▸ Work to complete: Within the listing below, locate all lines containing the word "zakresie". Copy each one.

▸ Task data:
☆ ☆ ☆ ☆
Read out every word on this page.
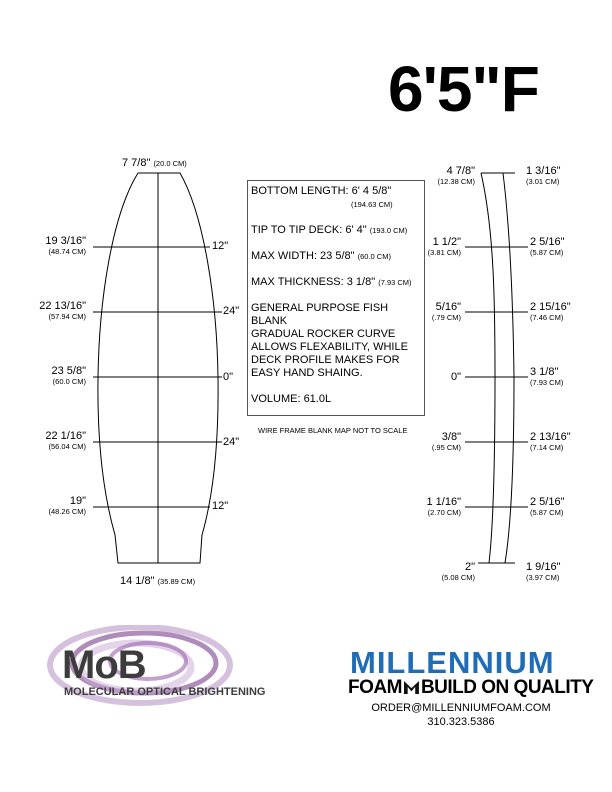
6'5"F
7 7/8" (20.0 CM)
14 1/8" (35.89 CM)
19 3/16"
(48.74 CM)
22 13/16"
(57.94 CM)
23 5/8"
(60.0 CM)
22 1/16"
(56.04 CM)
19"
(48.26 CM)
12"
24"
0"
24"
12"
BOTTOM LENGTH: 6' 4 5/8"
(194.63 CM)
TIP TO TIP DECK: 6' 4" (193.0 CM)
MAX WIDTH: 23 5/8" (60.0 CM)
MAX THICKNESS: 3 1/8" (7.93 CM)
GENERAL PURPOSE FISH BLANK
GRADUAL ROCKER CURVE
ALLOWS FLEXABILITY, WHILE
DECK PROFILE MAKES FOR
EASY HAND SHAING.
VOLUME: 61.0L
WIRE FRAME BLANK MAP NOT TO SCALE
4 7/8"
(12.38 CM)
1 1/2"
(3.81 CM)
5/16"
(.79 CM)
0"
3/8"
(.95 CM)
1 1/16"
(2.70 CM)
2"
(5.08 CM)
1 3/16"
(3.01 CM)
2 5/16"
(5.87 CM)
2 15/16"
(7.46 CM)
3 1/8"
(7.93 CM)
2 13/16"
(7.14 CM)
2 5/16"
(5.87 CM)
1 9/16"
(3.97 CM)
MoB
MOLECULAR OPTICAL BRIGHTENING
MILLENNIUM
FOAM BUILD ON QUALITY
ORDER@MILLENNIUMFOAM.COM
310.323.5386
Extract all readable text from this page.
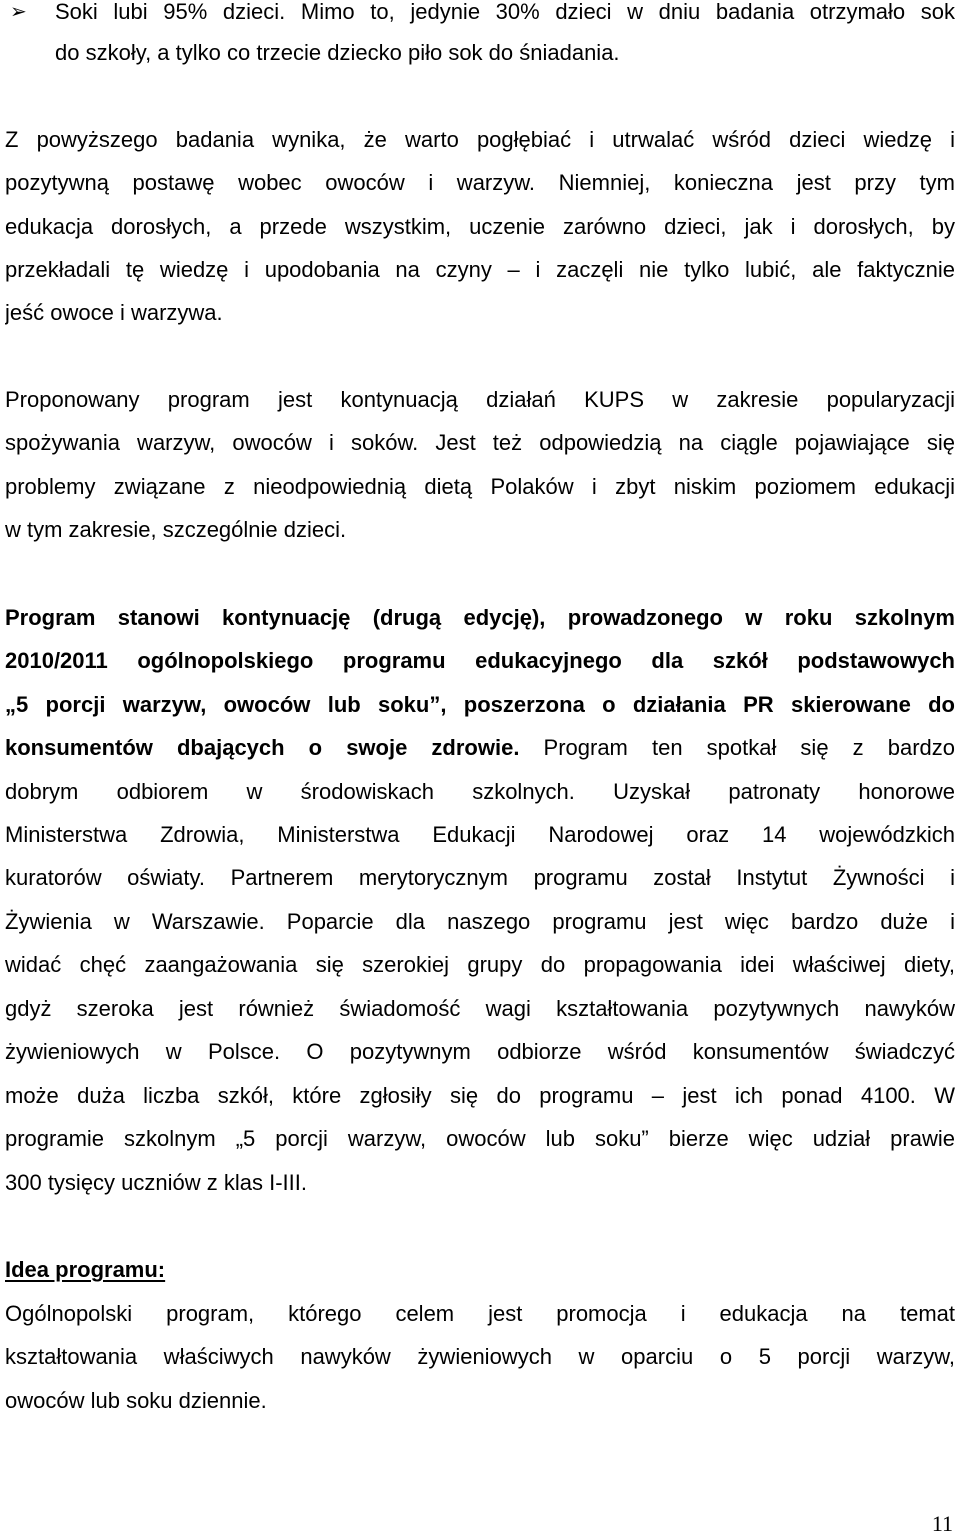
➢ Soki lubi 95% dzieci. Mimo to, jedynie 30% dzieci w dniu badania otrzymało sok
do szkoły, a tylko co trzecie dziecko piło sok do śniadania.
Z powyższego badania wynika, że warto pogłębiać i utrwalać wśród dzieci wiedzę i
pozytywną postawę wobec owoców i warzyw. Niemniej, konieczna jest przy tym
edukacja dorosłych, a przede wszystkim, uczenie zarówno dzieci, jak i dorosłych, by
przekładali tę wiedzę i upodobania na czyny – i zaczęli nie tylko lubić, ale faktycznie
jeść owoce i warzywa.
Proponowany program jest kontynuacją działań KUPS w zakresie popularyzacji
spożywania warzyw, owoców i soków. Jest też odpowiedzią na ciągle pojawiające się
problemy związane z nieodpowiednią dietą Polaków i zbyt niskim poziomem edukacji
w tym zakresie, szczególnie dzieci.
Program stanowi kontynuację (drugą edycję), prowadzonego w roku szkolnym
2010/2011 ogólnopolskiego programu edukacyjnego dla szkół podstawowych
„5 porcji warzyw, owoców lub soku”, poszerzona o działania PR skierowane do
konsumentów dbających o swoje zdrowie. Program ten spotkał się z bardzo
dobrym odbiorem w środowiskach szkolnych. Uzyskał patronaty honorowe
Ministerstwa Zdrowia, Ministerstwa Edukacji Narodowej oraz 14 wojewódzkich
kuratorów oświaty. Partnerem merytorycznym programu został Instytut Żywności i
Żywienia w Warszawie. Poparcie dla naszego programu jest więc bardzo duże i
widać chęć zaangażowania się szerokiej grupy do propagowania idei właściwej diety,
gdyż szeroka jest również świadomość wagi kształtowania pozytywnych nawyków
żywieniowych w Polsce. O pozytywnym odbiorze wśród konsumentów świadczyć
może duża liczba szkół, które zgłosiły się do programu – jest ich ponad 4100. W
programie szkolnym „5 porcji warzyw, owoców lub soku” bierze więc udział prawie
300 tysięcy uczniów z klas I-III.
Idea programu:
Ogólnopolski program, którego celem jest promocja i edukacja na temat
kształtowania właściwych nawyków żywieniowych w oparciu o 5 porcji warzyw,
owoców lub soku dziennie.
11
☆ ☆ ☆ ☆
▸ Task solution:
Proponowany program jest kontynuacją działań KUPS w zakresie popularyzacji
w tym zakresie, szczególnie dzieci.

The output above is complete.